## Your objective
Return the listing exactly. Keep no pictures.

[Start of Attachment]

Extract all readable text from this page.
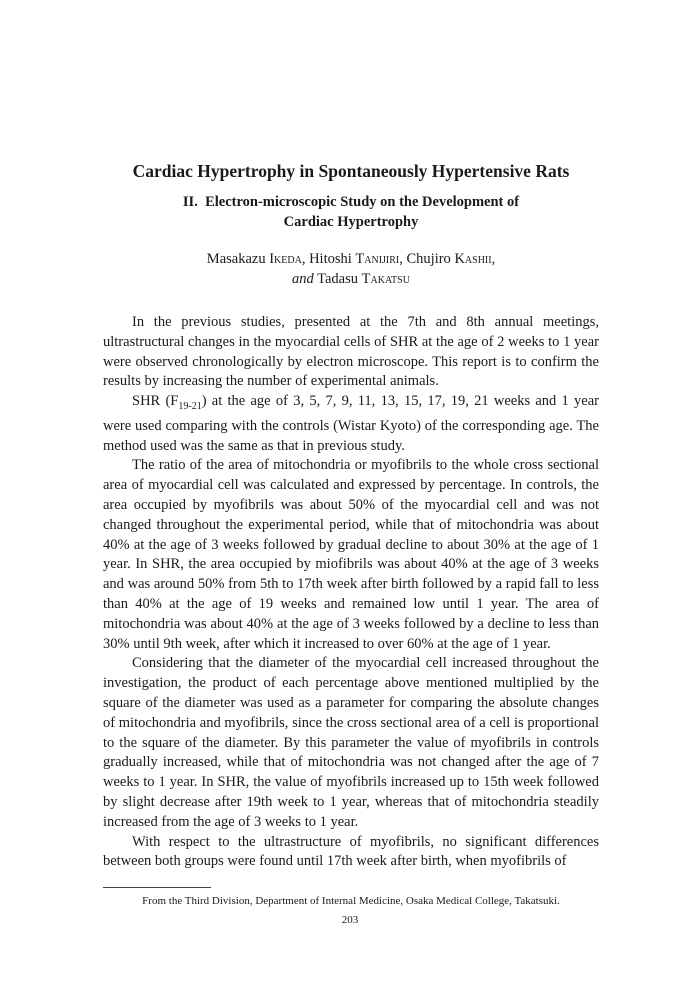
Cardiac Hypertrophy in Spontaneously Hypertensive Rats
II. Electron-microscopic Study on the Development of
Cardiac Hypertrophy
Masakazu Ikeda, Hitoshi Tanijiri, Chujiro Kashii,
and Tadasu Takatsu

In the previous studies, presented at the 7th and 8th annual meetings, ultrastructural changes in the myocardial cells of SHR at the age of 2 weeks to 1 year were observed chronologically by electron microscope. This report is to confirm the results by increasing the number of experimental animals.

SHR $(F_{19-21})$ at the age of 3, 5, 7, 9, 11, 13, 15, 17, 19, 21 weeks and 1 year were used comparing with the controls (Wistar Kyoto) of the corresponding age. The method used was the same as that in previous study.

The ratio of the area of mitochondria or myofibrils to the whole cross sectional area of myocardial cell was calculated and expressed by percentage. In controls, the area occupied by myofibrils was about 50% of the myocardial cell and was not changed throughout the experimental period, while that of mitochondria was about 40% at the age of 3 weeks followed by gradual decline to about 30% at the age of 1 year. In SHR, the area occupied by miofibrils was about 40% at the age of 3 weeks and was around 50% from 5th to 17th week after birth followed by a rapid fall to less than 40% at the age of 19 weeks and remained low until 1 year. The area of mitochondria was about 40% at the age of 3 weeks followed by a decline to less than 30% until 9th week, after which it increased to over 60% at the age of 1 year.

Considering that the diameter of the myocardial cell increased throughout the investigation, the product of each percentage above mentioned multiplied by the square of the diameter was used as a parameter for comparing the absolute changes of mitochondria and myofibrils, since the cross sectional area of a cell is proportional to the square of the diameter. By this parameter the value of myofibrils in controls gradually increased, while that of mitochondria was not changed after the age of 7 weeks to 1 year. In SHR, the value of myofibrils increased up to 15th week followed by slight decrease after 19th week to 1 year, whereas that of mitochondria steadily increased from the age of 3 weeks to 1 year.

With respect to the ultrastructure of myofibrils, no significant differences between both groups were found until 17th week after birth, when myofibrils of

From the Third Division, Department of Internal Medicine, Osaka Medical College, Takatsuki.
203
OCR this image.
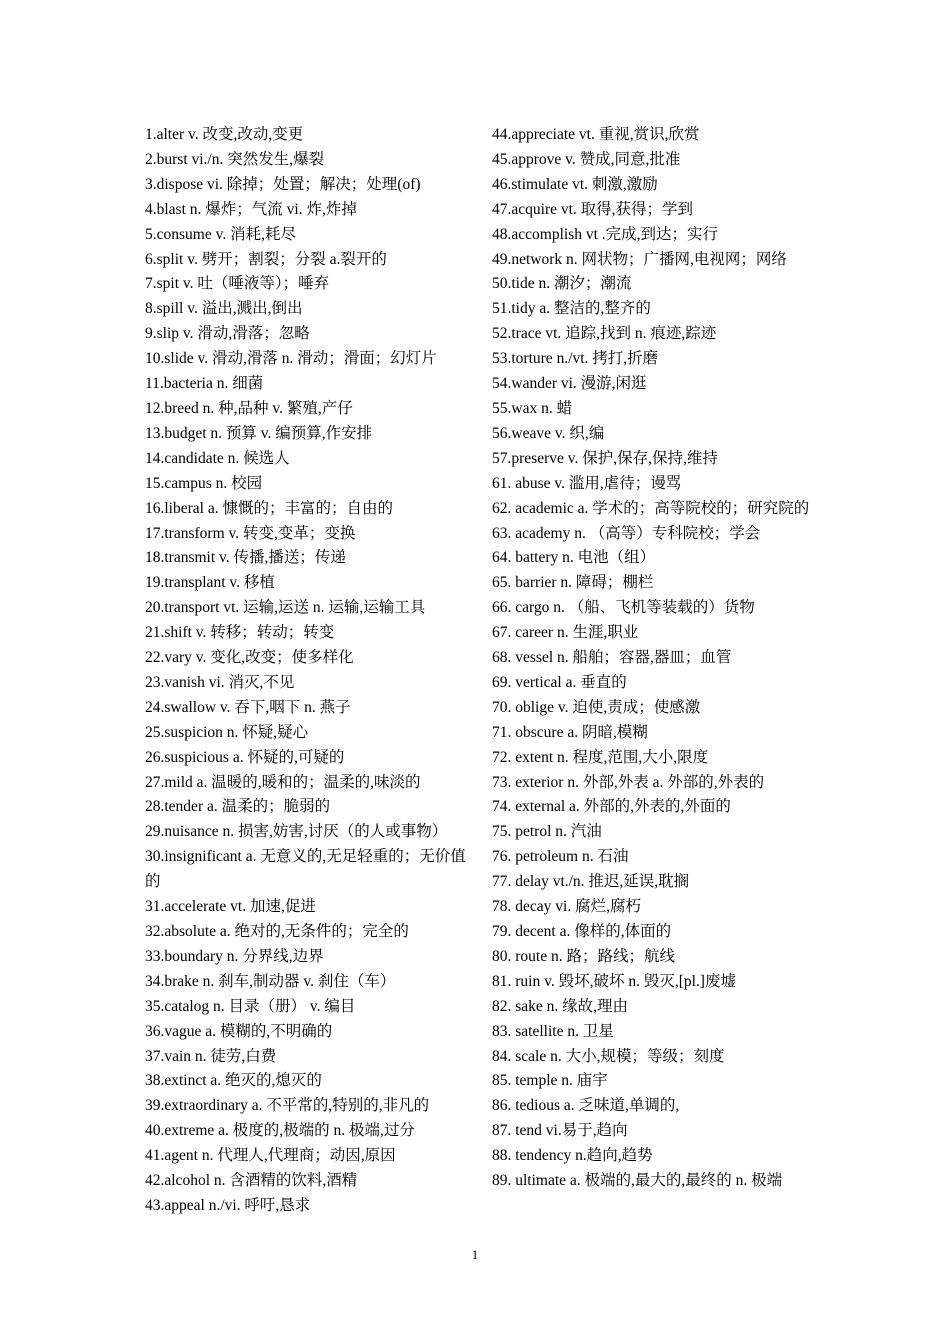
1.alter v. 改变,改动,变更

2.burst vi./n. 突然发生,爆裂

3.dispose vi. 除掉；处置；解决；处理(of)

4.blast n. 爆炸；气流 vi. 炸,炸掉

5.consume v. 消耗,耗尽

6.split v. 劈开；割裂；分裂 a.裂开的

7.spit v. 吐（唾液等）；唾弃

8.spill v. 溢出,溅出,倒出

9.slip v. 滑动,滑落；忽略

10.slide v. 滑动,滑落 n. 滑动；滑面；幻灯片

11.bacteria n. 细菌

12.breed n. 种,品种 v. 繁殖,产仔

13.budget n. 预算 v. 编预算,作安排

14.candidate n. 候选人

15.campus n. 校园

16.liberal a. 慷慨的；丰富的；自由的

17.transform v. 转变,变革；变换

18.transmit v. 传播,播送；传递

19.transplant v. 移植

20.transport vt. 运输,运送 n. 运输,运输工具

21.shift v. 转移；转动；转变

22.vary v. 变化,改变；使多样化

23.vanish vi. 消灭,不见

24.swallow v. 吞下,咽下 n. 燕子

25.suspicion n. 怀疑,疑心

26.suspicious a. 怀疑的,可疑的

27.mild a. 温暖的,暖和的；温柔的,味淡的

28.tender a. 温柔的；脆弱的

29.nuisance n. 损害,妨害,讨厌（的人或事物）

30.insignificant a. 无意义的,无足轻重的；无价值的

31.accelerate vt. 加速,促进

32.absolute a. 绝对的,无条件的；完全的

33.boundary n. 分界线,边界

34.brake n. 刹车,制动器 v. 刹住（车）

35.catalog n. 目录（册） v. 编目

36.vague a. 模糊的,不明确的

37.vain n. 徒劳,白费

38.extinct a. 绝灭的,熄灭的

39.extraordinary a. 不平常的,特别的,非凡的

40.extreme a. 极度的,极端的 n. 极端,过分

41.agent n. 代理人,代理商；动因,原因

42.alcohol n. 含酒精的饮料,酒精

43.appeal n./vi. 呼吁,恳求

44.appreciate vt. 重视,赏识,欣赏

45.approve v. 赞成,同意,批准

46.stimulate vt. 刺激,激励

47.acquire vt. 取得,获得；学到

48.accomplish vt .完成,到达；实行

49.network n. 网状物；广播网,电视网；网络

50.tide n. 潮汐；潮流

51.tidy a. 整洁的,整齐的

52.trace vt. 追踪,找到 n. 痕迹,踪迹

53.torture n./vt. 拷打,折磨

54.wander vi. 漫游,闲逛

55.wax n. 蜡

56.weave v. 织,编

57.preserve v. 保护,保存,保持,维持

61. abuse v. 滥用,虐待；谩骂

62. academic a. 学术的；高等院校的；研究院的

63. academy n. （高等）专科院校；学会

64. battery n. 电池（组）

65. barrier n. 障碍；棚栏

66. cargo n. （船、飞机等装载的）货物

67. career n. 生涯,职业

68. vessel n. 船舶；容器,器皿；血管

69. vertical a. 垂直的

70. oblige v. 迫使,责成；使感激

71. obscure a. 阴暗,模糊

72. extent n. 程度,范围,大小,限度

73. exterior n. 外部,外表 a. 外部的,外表的

74. external a. 外部的,外表的,外面的

75. petrol n. 汽油

76. petroleum n. 石油

77. delay vt./n. 推迟,延误,耽搁

78. decay vi. 腐烂,腐朽

79. decent a. 像样的,体面的

80. route n. 路；路线；航线

81. ruin v. 毁坏,破坏 n. 毁灭,[pl.]废墟

82. sake n. 缘故,理由

83. satellite n. 卫星

84. scale n. 大小,规模；等级；刻度

85. temple n. 庙宇

86. tedious a. 乏味道,单调的,

87. tend vi.易于,趋向

88. tendency n.趋向,趋势

89. ultimate a. 极端的,最大的,最终的 n. 极端

1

[End of Attachment]

## Expected answer
Extract all readable text from this page.
Cardiac Hypertrophy in Spontaneously Hypertensive Rats
II. Electron-microscopic Study on the Development of
Cardiac Hypertrophy
Masakazu Ikeda, Hitoshi Tanijiri, Chujiro Kashii,
and Tadasu Takatsu

In the previous studies, presented at the 7th and 8th annual meetings, ultrastructural changes in the myocardial cells of SHR at the age of 2 weeks to 1 year were observed chronologically by electron microscope. This report is to confirm the results by increasing the number of experimental animals.

SHR $(F_{19-21})$ at the age of 3, 5, 7, 9, 11, 13, 15, 17, 19, 21 weeks and 1 year were used comparing with the controls (Wistar Kyoto) of the corresponding age. The method used was the same as that in previous study.

The ratio of the area of mitochondria or myofibrils to the whole cross sectional area of myocardial cell was calculated and expressed by percentage. In controls, the area occupied by myofibrils was about 50% of the myocardial cell and was not changed throughout the experimental period, while that of mitochondria was about 40% at the age of 3 weeks followed by gradual decline to about 30% at the age of 1 year. In SHR, the area occupied by miofibrils was about 40% at the age of 3 weeks and was around 50% from 5th to 17th week after birth followed by a rapid fall to less than 40% at the age of 19 weeks and remained low until 1 year. The area of mitochondria was about 40% at the age of 3 weeks followed by a decline to less than 30% until 9th week, after which it increased to over 60% at the age of 1 year.

Considering that the diameter of the myocardial cell increased throughout the investigation, the product of each percentage above mentioned multiplied by the square of the diameter was used as a parameter for comparing the absolute changes of mitochondria and myofibrils, since the cross sectional area of a cell is proportional to the square of the diameter. By this parameter the value of myofibrils in controls gradually increased, while that of mitochondria was not changed after the age of 7 weeks to 1 year. In SHR, the value of myofibrils increased up to 15th week followed by slight decrease after 19th week to 1 year, whereas that of mitochondria steadily increased from the age of 3 weeks to 1 year.

With respect to the ultrastructure of myofibrils, no significant differences between both groups were found until 17th week after birth, when myofibrils of

From the Third Division, Department of Internal Medicine, Osaka Medical College, Takatsuki.
203
OCR this image.
1.alter v. 改变,改动,变更

2.burst vi./n. 突然发生,爆裂

3.dispose vi. 除掉；处置；解决；处理(of)

4.blast n. 爆炸；气流 vi. 炸,炸掉

5.consume v. 消耗,耗尽

6.split v. 劈开；割裂；分裂 a.裂开的

7.spit v. 吐（唾液等）；唾弃

8.spill v. 溢出,溅出,倒出

9.slip v. 滑动,滑落；忽略

10.slide v. 滑动,滑落 n. 滑动；滑面；幻灯片

11.bacteria n. 细菌

12.breed n. 种,品种 v. 繁殖,产仔

13.budget n. 预算 v. 编预算,作安排

14.candidate n. 候选人

15.campus n. 校园

16.liberal a. 慷慨的；丰富的；自由的

17.transform v. 转变,变革；变换

18.transmit v. 传播,播送；传递

19.transplant v. 移植

20.transport vt. 运输,运送 n. 运输,运输工具

21.shift v. 转移；转动；转变

22.vary v. 变化,改变；使多样化

23.vanish vi. 消灭,不见

24.swallow v. 吞下,咽下 n. 燕子

25.suspicion n. 怀疑,疑心

26.suspicious a. 怀疑的,可疑的

27.mild a. 温暖的,暖和的；温柔的,味淡的

28.tender a. 温柔的；脆弱的

29.nuisance n. 损害,妨害,讨厌（的人或事物）

30.insignificant a. 无意义的,无足轻重的；无价值的

31.accelerate vt. 加速,促进

32.absolute a. 绝对的,无条件的；完全的

33.boundary n. 分界线,边界

34.brake n. 刹车,制动器 v. 刹住（车）

35.catalog n. 目录（册） v. 编目

36.vague a. 模糊的,不明确的

37.vain n. 徒劳,白费

38.extinct a. 绝灭的,熄灭的

39.extraordinary a. 不平常的,特别的,非凡的

40.extreme a. 极度的,极端的 n. 极端,过分

41.agent n. 代理人,代理商；动因,原因

42.alcohol n. 含酒精的饮料,酒精

43.appeal n./vi. 呼吁,恳求

44.appreciate vt. 重视,赏识,欣赏

45.approve v. 赞成,同意,批准

46.stimulate vt. 刺激,激励

47.acquire vt. 取得,获得；学到

48.accomplish vt .完成,到达；实行

49.network n. 网状物；广播网,电视网；网络

50.tide n. 潮汐；潮流

51.tidy a. 整洁的,整齐的

52.trace vt. 追踪,找到 n. 痕迹,踪迹

53.torture n./vt. 拷打,折磨

54.wander vi. 漫游,闲逛

55.wax n. 蜡

56.weave v. 织,编

57.preserve v. 保护,保存,保持,维持

61. abuse v. 滥用,虐待；谩骂

62. academic a. 学术的；高等院校的；研究院的

63. academy n. （高等）专科院校；学会

64. battery n. 电池（组）

65. barrier n. 障碍；棚栏

66. cargo n. （船、飞机等装载的）货物

67. career n. 生涯,职业

68. vessel n. 船舶；容器,器皿；血管

69. vertical a. 垂直的

70. oblige v. 迫使,责成；使感激

71. obscure a. 阴暗,模糊

72. extent n. 程度,范围,大小,限度

73. exterior n. 外部,外表 a. 外部的,外表的

74. external a. 外部的,外表的,外面的

75. petrol n. 汽油

76. petroleum n. 石油

77. delay vt./n. 推迟,延误,耽搁

78. decay vi. 腐烂,腐朽

79. decent a. 像样的,体面的

80. route n. 路；路线；航线

81. ruin v. 毁坏,破坏 n. 毁灭,[pl.]废墟

82. sake n. 缘故,理由

83. satellite n. 卫星

84. scale n. 大小,规模；等级；刻度

85. temple n. 庙宇

86. tedious a. 乏味道,单调的,

87. tend vi.易于,趋向

88. tendency n.趋向,趋势

89. ultimate a. 极端的,最大的,最终的 n. 极端

1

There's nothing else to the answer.